>> Start DATA SHOWN
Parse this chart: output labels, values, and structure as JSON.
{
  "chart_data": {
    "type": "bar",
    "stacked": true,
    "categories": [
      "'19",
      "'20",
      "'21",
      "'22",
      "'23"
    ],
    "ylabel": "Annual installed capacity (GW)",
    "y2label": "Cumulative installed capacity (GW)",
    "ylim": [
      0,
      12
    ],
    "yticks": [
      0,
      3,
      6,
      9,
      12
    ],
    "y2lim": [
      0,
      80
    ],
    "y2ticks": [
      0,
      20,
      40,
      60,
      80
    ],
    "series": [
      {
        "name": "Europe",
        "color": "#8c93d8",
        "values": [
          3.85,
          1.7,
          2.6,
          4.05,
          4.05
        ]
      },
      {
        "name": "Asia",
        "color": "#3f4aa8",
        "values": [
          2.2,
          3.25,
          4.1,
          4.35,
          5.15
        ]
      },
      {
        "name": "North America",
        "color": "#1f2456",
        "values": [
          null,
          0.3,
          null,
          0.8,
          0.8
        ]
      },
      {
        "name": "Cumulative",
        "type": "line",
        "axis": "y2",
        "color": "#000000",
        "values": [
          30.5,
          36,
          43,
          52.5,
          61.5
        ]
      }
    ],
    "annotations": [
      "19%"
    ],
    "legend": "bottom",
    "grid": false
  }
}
>> End DATA SHOWN
• **WHAT THE EXERCISE ASKS**
Exactly as shown above, return every record.

• **COMPLETE RESPONSE**
Parse this chart: output labels, values, and structure as JSON.
{
  "chart_data": {
    "type": "bar",
    "stacked": true,
    "categories": [
      "'19",
      "'20",
      "'21",
      "'22",
      "'23"
    ],
    "ylabel": "Annual installed capacity (GW)",
    "y2label": "Cumulative installed capacity (GW)",
    "ylim": [
      0,
      12
    ],
    "yticks": [
      0,
      3,
      6,
      9,
      12
    ],
    "y2lim": [
      0,
      80
    ],
    "y2ticks": [
      0,
      20,
      40,
      60,
      80
    ],
    "series": [
      {
        "name": "Europe",
        "color": "#8c93d8",
        "values": [
          3.85,
          1.7,
          2.6,
          4.05,
          4.05
        ]
      },
      {
        "name": "Asia",
        "color": "#3f4aa8",
        "values": [
          2.2,
          3.25,
          4.1,
          4.35,
          5.15
        ]
      },
      {
        "name": "North America",
        "color": "#1f2456",
        "values": [
          null,
          0.3,
          null,
          0.8,
          0.8
        ]
      },
      {
        "name": "Cumulative",
        "type": "line",
        "axis": "y2",
        "color": "#000000",
        "values": [
          30.5,
          36,
          43,
          52.5,
          61.5
        ]
      }
    ],
    "annotations": [
      "19%"
    ],
    "legend": "bottom",
    "grid": false
  }
}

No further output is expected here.